**Information provided**
◆ ◆ ◆ ◆

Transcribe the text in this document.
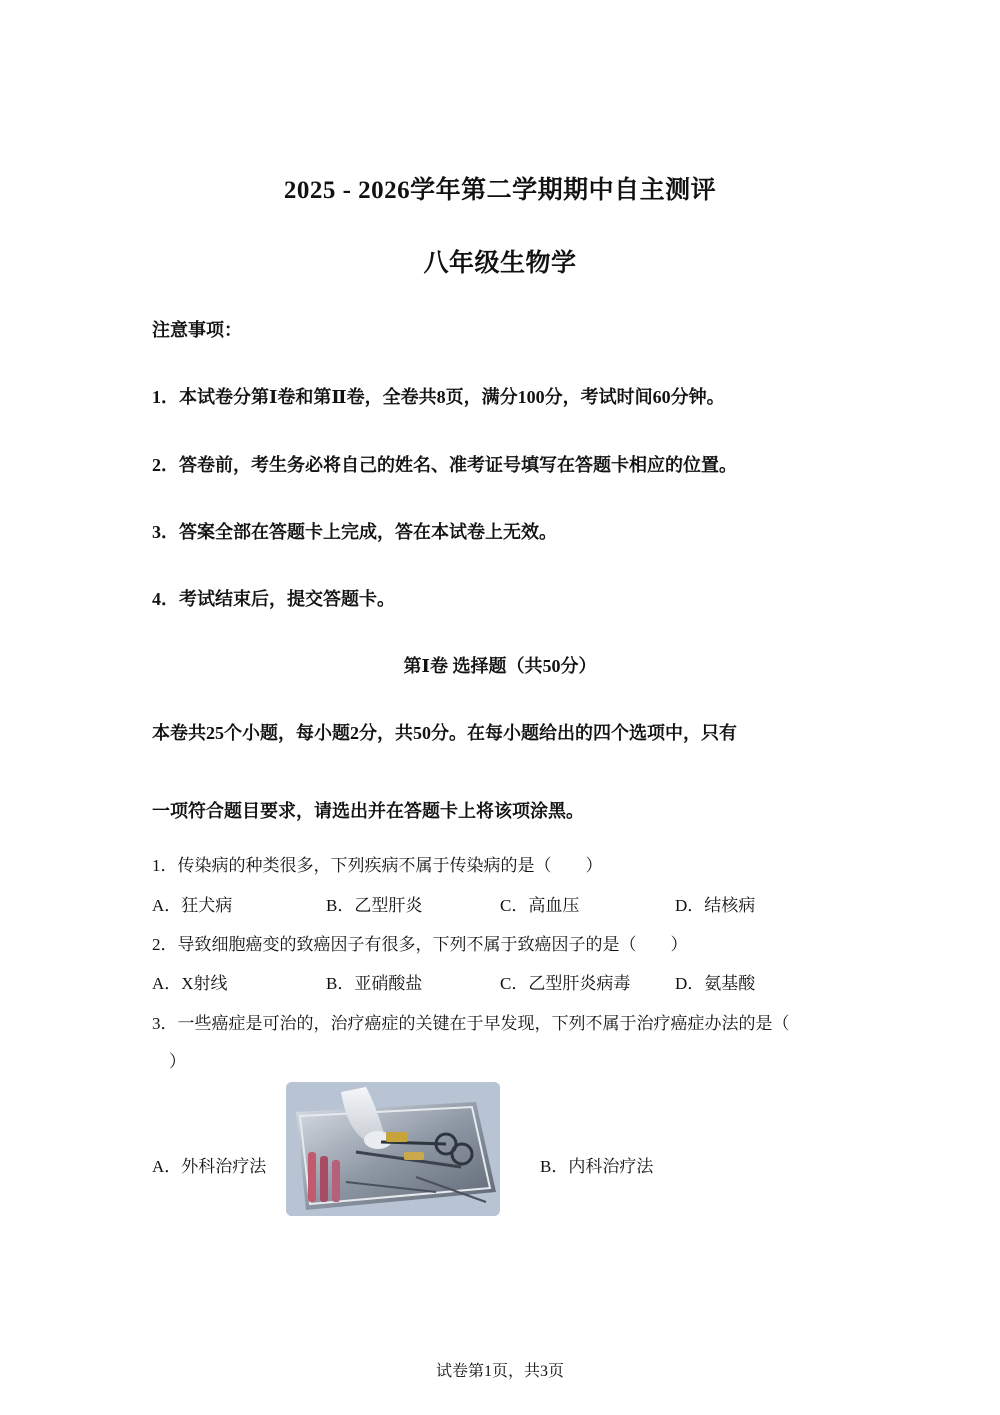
2025 - 2026学年第二学期期中自主测评
八年级生物学
注意事项：
1．本试卷分第Ⅰ卷和第Ⅱ卷，全卷共8页，满分100分，考试时间60分钟。
2．答卷前，考生务必将自己的姓名、准考证号填写在答题卡相应的位置。
3．答案全部在答题卡上完成，答在本试卷上无效。
4．考试结束后，提交答题卡。
第Ⅰ卷 选择题（共50分）
本卷共25个小题，每小题2分，共50分。在每小题给出的四个选项中，只有
一项符合题目要求，请选出并在答题卡上将该项涂黑。
1．传染病的种类很多，下列疾病不属于传染病的是（　　）
A．狂犬病	B．乙型肝炎	C．高血压	D．结核病
2．导致细胞癌变的致癌因子有很多，下列不属于致癌因子的是（　　）
A．X射线	B．亚硝酸盐	C．乙型肝炎病毒	D．氨基酸
3．一些癌症是可治的，治疗癌症的关键在于早发现，下列不属于治疗癌症办法的是（
　）
A．外科治疗法	B．内科治疗法
试卷第1页，共3页
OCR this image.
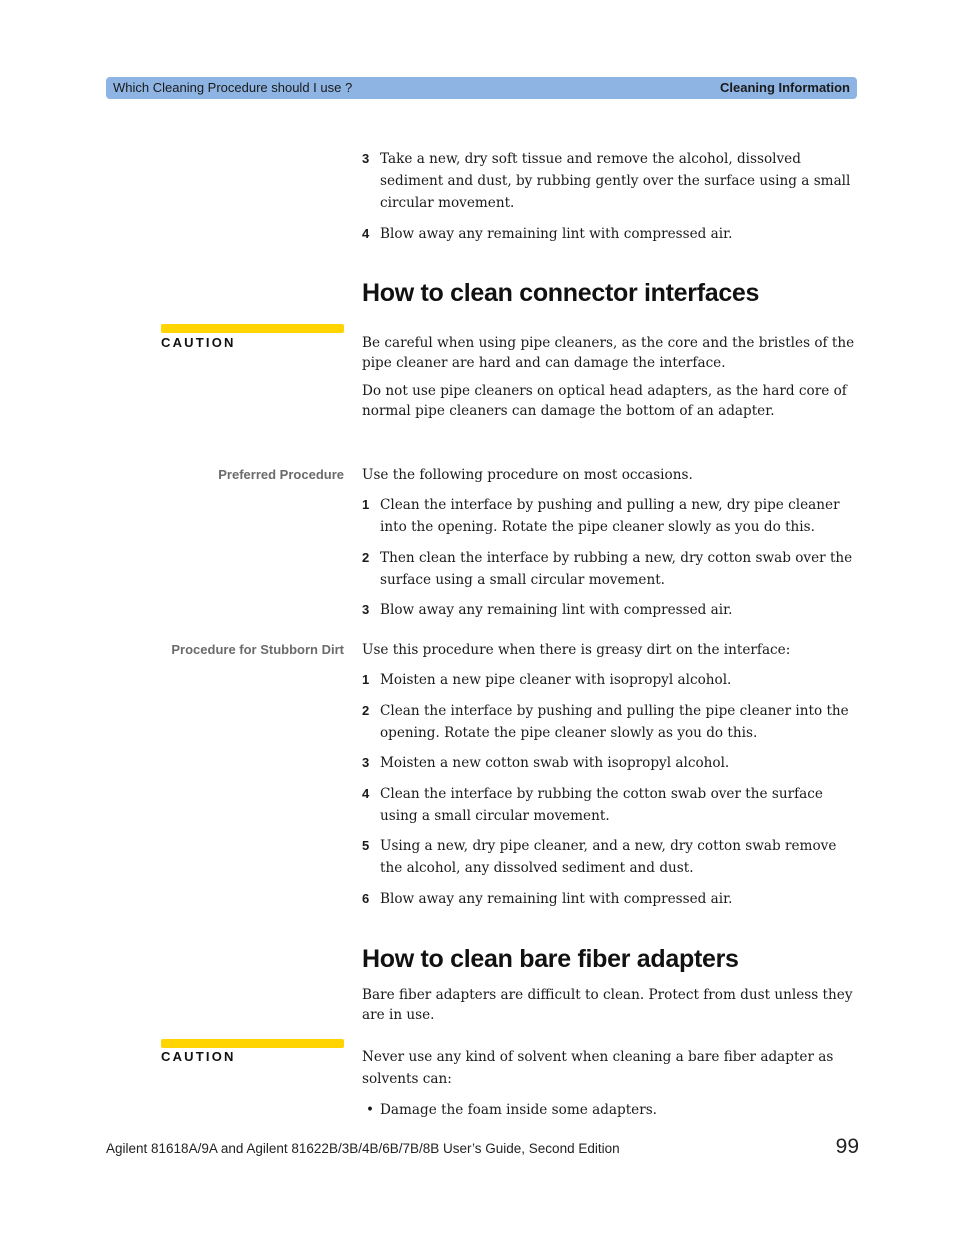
Which Cleaning Procedure should I use ?	Cleaning Information
3 Take a new, dry soft tissue and remove the alcohol, dissolved sediment and dust, by rubbing gently over the surface using a small circular movement.
4 Blow away any remaining lint with compressed air.
How to clean connector interfaces
CAUTION	Be careful when using pipe cleaners, as the core and the bristles of the pipe cleaner are hard and can damage the interface.
Do not use pipe cleaners on optical head adapters, as the hard core of normal pipe cleaners can damage the bottom of an adapter.
Preferred Procedure Use the following procedure on most occasions.
1 Clean the interface by pushing and pulling a new, dry pipe cleaner into the opening. Rotate the pipe cleaner slowly as you do this.
2 Then clean the interface by rubbing a new, dry cotton swab over the surface using a small circular movement.
3 Blow away any remaining lint with compressed air.
Procedure for Stubborn Dirt Use this procedure when there is greasy dirt on the interface:
1 Moisten a new pipe cleaner with isopropyl alcohol.
2 Clean the interface by pushing and pulling the pipe cleaner into the opening. Rotate the pipe cleaner slowly as you do this.
3 Moisten a new cotton swab with isopropyl alcohol.
4 Clean the interface by rubbing the cotton swab over the surface using a small circular movement.
5 Using a new, dry pipe cleaner, and a new, dry cotton swab remove the alcohol, any dissolved sediment and dust.
6 Blow away any remaining lint with compressed air.
How to clean bare fiber adapters
Bare fiber adapters are difficult to clean. Protect from dust unless they are in use.
CAUTION	Never use any kind of solvent when cleaning a bare fiber adapter as solvents can:
• Damage the foam inside some adapters.
Agilent 81618A/9A and Agilent 81622B/3B/4B/6B/7B/8B User’s Guide, Second Edition	99
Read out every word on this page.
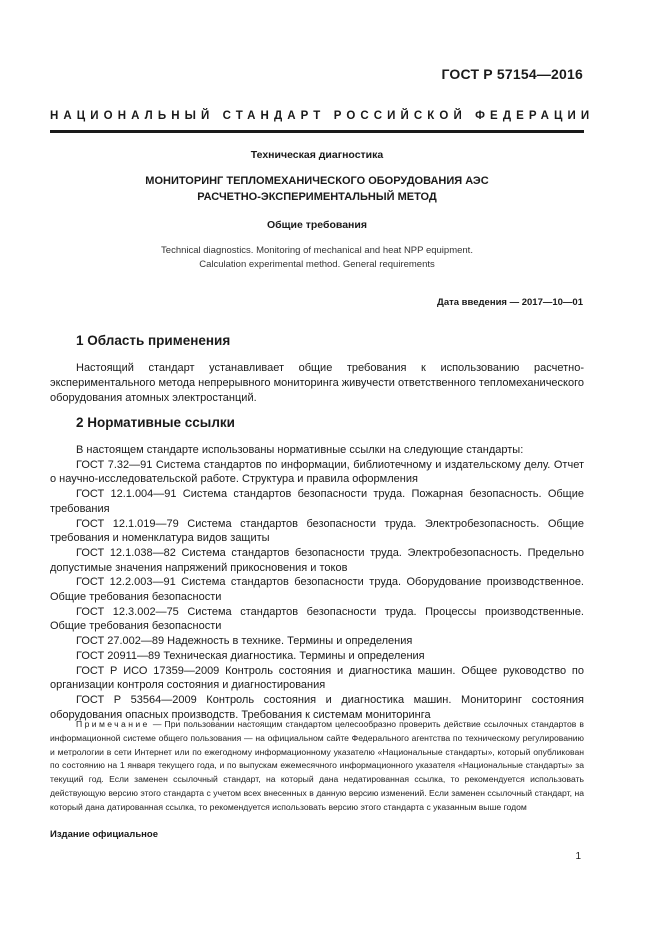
ГОСТ Р 57154—2016
НАЦИОНАЛЬНЫЙ СТАНДАРТ РОССИЙСКОЙ ФЕДЕРАЦИИ
Техническая диагностика
МОНИТОРИНГ ТЕПЛОМЕХАНИЧЕСКОГО ОБОРУДОВАНИЯ АЭС
РАСЧЕТНО-ЭКСПЕРИМЕНТАЛЬНЫЙ МЕТОД
Общие требования
Technical diagnostics. Monitoring of mechanical and heat NPP equipment.
Calculation experimental method. General requirements
Дата введения — 2017—10—01
1 Область применения
Настоящий стандарт устанавливает общие требования к использованию расчетно-экспериментального метода непрерывного мониторинга живучести ответственного тепломеханического оборудования атомных электростанций.
2 Нормативные ссылки

В настоящем стандарте использованы нормативные ссылки на следующие стандарты:

ГОСТ 7.32—91 Система стандартов по информации, библиотечному и издательскому делу. Отчет о научно-исследовательской работе. Структура и правила оформления

ГОСТ 12.1.004—91 Система стандартов безопасности труда. Пожарная безопасность. Общие требования

ГОСТ 12.1.019—79 Система стандартов безопасности труда. Электробезопасность. Общие требования и номенклатура видов защиты

ГОСТ 12.1.038—82 Система стандартов безопасности труда. Электробезопасность. Предельно допустимые значения напряжений прикосновения и токов

ГОСТ 12.2.003—91 Система стандартов безопасности труда. Оборудование производственное. Общие требования безопасности

ГОСТ 12.3.002—75 Система стандартов безопасности труда. Процессы производственные. Общие требования безопасности

ГОСТ 27.002—89 Надежность в технике. Термины и определения

ГОСТ 20911—89 Техническая диагностика. Термины и определения

ГОСТ Р ИСО 17359—2009 Контроль состояния и диагностика машин. Общее руководство по организации контроля состояния и диагностирования

ГОСТ Р 53564—2009 Контроль состояния и диагностика машин. Мониторинг состояния оборудования опасных производств. Требования к системам мониторинга

Примечание — При пользовании настоящим стандартом целесообразно проверить действие ссылочных стандартов в информационной системе общего пользования — на официальном сайте Федерального агентства по техническому регулированию и метрологии в сети Интернет или по ежегодному информационному указателю «Национальные стандарты», который опубликован по состоянию на 1 января текущего года, и по выпускам ежемесячного информационного указателя «Национальные стандарты» за текущий год. Если заменен ссылочный стандарт, на который дана недатированная ссылка, то рекомендуется использовать действующую версию этого стандарта с учетом всех внесенных в данную версию изменений. Если заменен ссылочный стандарт, на который дана датированная ссылка, то рекомендуется использовать версию этого стандарта с указанным выше годом
Издание официальное
1
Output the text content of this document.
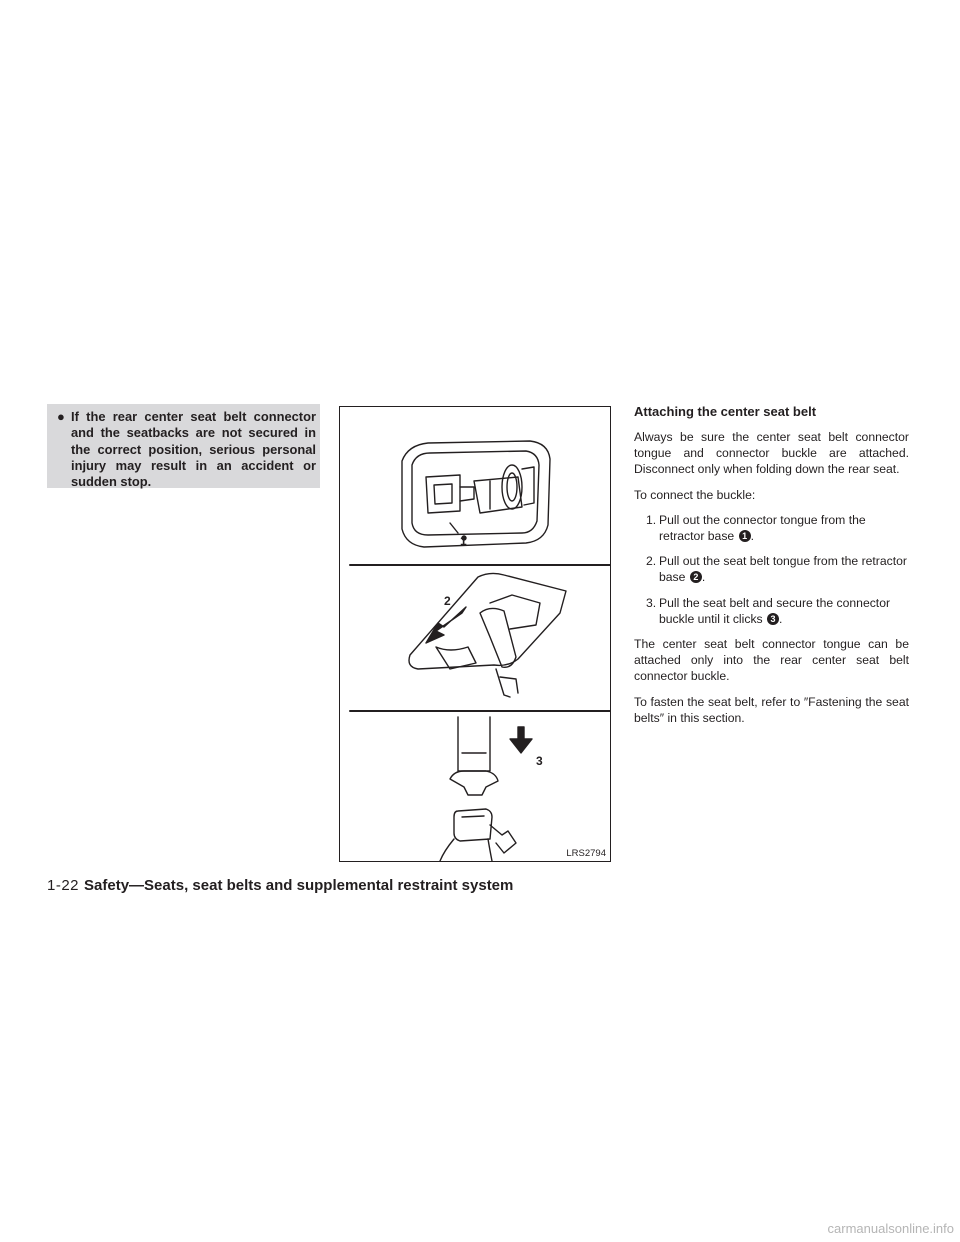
● If the rear center seat belt connector and the seatbacks are not secured in the correct position, serious personal injury may result in an accident or sudden stop.
1
2
3
LRS2794
Attaching the center seat belt

Always be sure the center seat belt connector tongue and connector buckle are attached. Disconnect only when folding down the rear seat.

To connect the buckle:

1. Pull out the connector tongue from the retractor base 1 .
2. Pull out the seat belt tongue from the retractor base 2 .
3. Pull the seat belt and secure the connector buckle until it clicks 3 .

The center seat belt connector tongue can be attached only into the rear center seat belt connector buckle.

To fasten the seat belt, refer to ″Fastening the seat belts″ in this section.

1-22 Safety—Seats, seat belts and supplemental restraint system
carmanualsonline.info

◆ ◆ ◆ ◆

**Short task**
Quote every line word for word and keep the images out of the copy.

**Result**
Transcribe the text in this document.
2025 - 2026学年第二学期期中自主测评
八年级生物学
注意事项：
1．本试卷分第Ⅰ卷和第Ⅱ卷，全卷共8页，满分100分，考试时间60分钟。
2．答卷前，考生务必将自己的姓名、准考证号填写在答题卡相应的位置。
3．答案全部在答题卡上完成，答在本试卷上无效。
4．考试结束后，提交答题卡。
第Ⅰ卷 选择题（共50分）
本卷共25个小题，每小题2分，共50分。在每小题给出的四个选项中，只有
一项符合题目要求，请选出并在答题卡上将该项涂黑。
1．传染病的种类很多，下列疾病不属于传染病的是（　　）
A．狂犬病	B．乙型肝炎	C．高血压	D．结核病
2．导致细胞癌变的致癌因子有很多，下列不属于致癌因子的是（　　）
A．X射线	B．亚硝酸盐	C．乙型肝炎病毒	D．氨基酸
3．一些癌症是可治的，治疗癌症的关键在于早发现，下列不属于治疗癌症办法的是（
　）
A．外科治疗法	B．内科治疗法
试卷第1页，共3页
OCR this image.
Which Cleaning Procedure should I use ?	Cleaning Information
3 Take a new, dry soft tissue and remove the alcohol, dissolved sediment and dust, by rubbing gently over the surface using a small circular movement.
4 Blow away any remaining lint with compressed air.
How to clean connector interfaces
CAUTION	Be careful when using pipe cleaners, as the core and the bristles of the pipe cleaner are hard and can damage the interface.
Do not use pipe cleaners on optical head adapters, as the hard core of normal pipe cleaners can damage the bottom of an adapter.
Preferred Procedure Use the following procedure on most occasions.
1 Clean the interface by pushing and pulling a new, dry pipe cleaner into the opening. Rotate the pipe cleaner slowly as you do this.
2 Then clean the interface by rubbing a new, dry cotton swab over the surface using a small circular movement.
3 Blow away any remaining lint with compressed air.
Procedure for Stubborn Dirt Use this procedure when there is greasy dirt on the interface:
1 Moisten a new pipe cleaner with isopropyl alcohol.
2 Clean the interface by pushing and pulling the pipe cleaner into the opening. Rotate the pipe cleaner slowly as you do this.
3 Moisten a new cotton swab with isopropyl alcohol.
4 Clean the interface by rubbing the cotton swab over the surface using a small circular movement.
5 Using a new, dry pipe cleaner, and a new, dry cotton swab remove the alcohol, any dissolved sediment and dust.
6 Blow away any remaining lint with compressed air.
How to clean bare fiber adapters
Bare fiber adapters are difficult to clean. Protect from dust unless they are in use.
CAUTION	Never use any kind of solvent when cleaning a bare fiber adapter as solvents can:
• Damage the foam inside some adapters.
Agilent 81618A/9A and Agilent 81622B/3B/4B/6B/7B/8B User’s Guide, Second Edition	99
Read out every word on this page.
ГОСТ Р 57154—2016
НАЦИОНАЛЬНЫЙ СТАНДАРТ РОССИЙСКОЙ ФЕДЕРАЦИИ
Техническая диагностика
МОНИТОРИНГ ТЕПЛОМЕХАНИЧЕСКОГО ОБОРУДОВАНИЯ АЭС
РАСЧЕТНО-ЭКСПЕРИМЕНТАЛЬНЫЙ МЕТОД
Общие требования
Technical diagnostics. Monitoring of mechanical and heat NPP equipment.
Calculation experimental method. General requirements
Дата введения — 2017—10—01
1 Область применения
Настоящий стандарт устанавливает общие требования к использованию расчетно-экспериментального метода непрерывного мониторинга живучести ответственного тепломеханического оборудования атомных электростанций.
2 Нормативные ссылки

В настоящем стандарте использованы нормативные ссылки на следующие стандарты:

ГОСТ 7.32—91 Система стандартов по информации, библиотечному и издательскому делу. Отчет о научно-исследовательской работе. Структура и правила оформления

ГОСТ 12.1.004—91 Система стандартов безопасности труда. Пожарная безопасность. Общие требования

ГОСТ 12.1.019—79 Система стандартов безопасности труда. Электробезопасность. Общие требования и номенклатура видов защиты

ГОСТ 12.1.038—82 Система стандартов безопасности труда. Электробезопасность. Предельно допустимые значения напряжений прикосновения и токов

ГОСТ 12.2.003—91 Система стандартов безопасности труда. Оборудование производственное. Общие требования безопасности

ГОСТ 12.3.002—75 Система стандартов безопасности труда. Процессы производственные. Общие требования безопасности

ГОСТ 27.002—89 Надежность в технике. Термины и определения

ГОСТ 20911—89 Техническая диагностика. Термины и определения

ГОСТ Р ИСО 17359—2009 Контроль состояния и диагностика машин. Общее руководство по организации контроля состояния и диагностирования

ГОСТ Р 53564—2009 Контроль состояния и диагностика машин. Мониторинг состояния оборудования опасных производств. Требования к системам мониторинга

Примечание — При пользовании настоящим стандартом целесообразно проверить действие ссылочных стандартов в информационной системе общего пользования — на официальном сайте Федерального агентства по техническому регулированию и метрологии в сети Интернет или по ежегодному информационному указателю «Национальные стандарты», который опубликован по состоянию на 1 января текущего года, и по выпускам ежемесячного информационного указателя «Национальные стандарты» за текущий год. Если заменен ссылочный стандарт, на который дана недатированная ссылка, то рекомендуется использовать действующую версию этого стандарта с учетом всех внесенных в данную версию изменений. Если заменен ссылочный стандарт, на который дана датированная ссылка, то рекомендуется использовать версию этого стандарта с указанным выше годом
Издание официальное
1
Output the text content of this document.
● If the rear center seat belt connector and the seatbacks are not secured in the correct position, serious personal injury may result in an accident or sudden stop.
1
2
3
LRS2794
Attaching the center seat belt

Always be sure the center seat belt connector tongue and connector buckle are attached. Disconnect only when folding down the rear seat.

To connect the buckle:

1. Pull out the connector tongue from the retractor base 1 .
2. Pull out the seat belt tongue from the retractor base 2 .
3. Pull the seat belt and secure the connector buckle until it clicks 3 .

The center seat belt connector tongue can be attached only into the rear center seat belt connector buckle.

To fasten the seat belt, refer to ″Fastening the seat belts″ in this section.

1-22 Safety—Seats, seat belts and supplemental restraint system
carmanualsonline.info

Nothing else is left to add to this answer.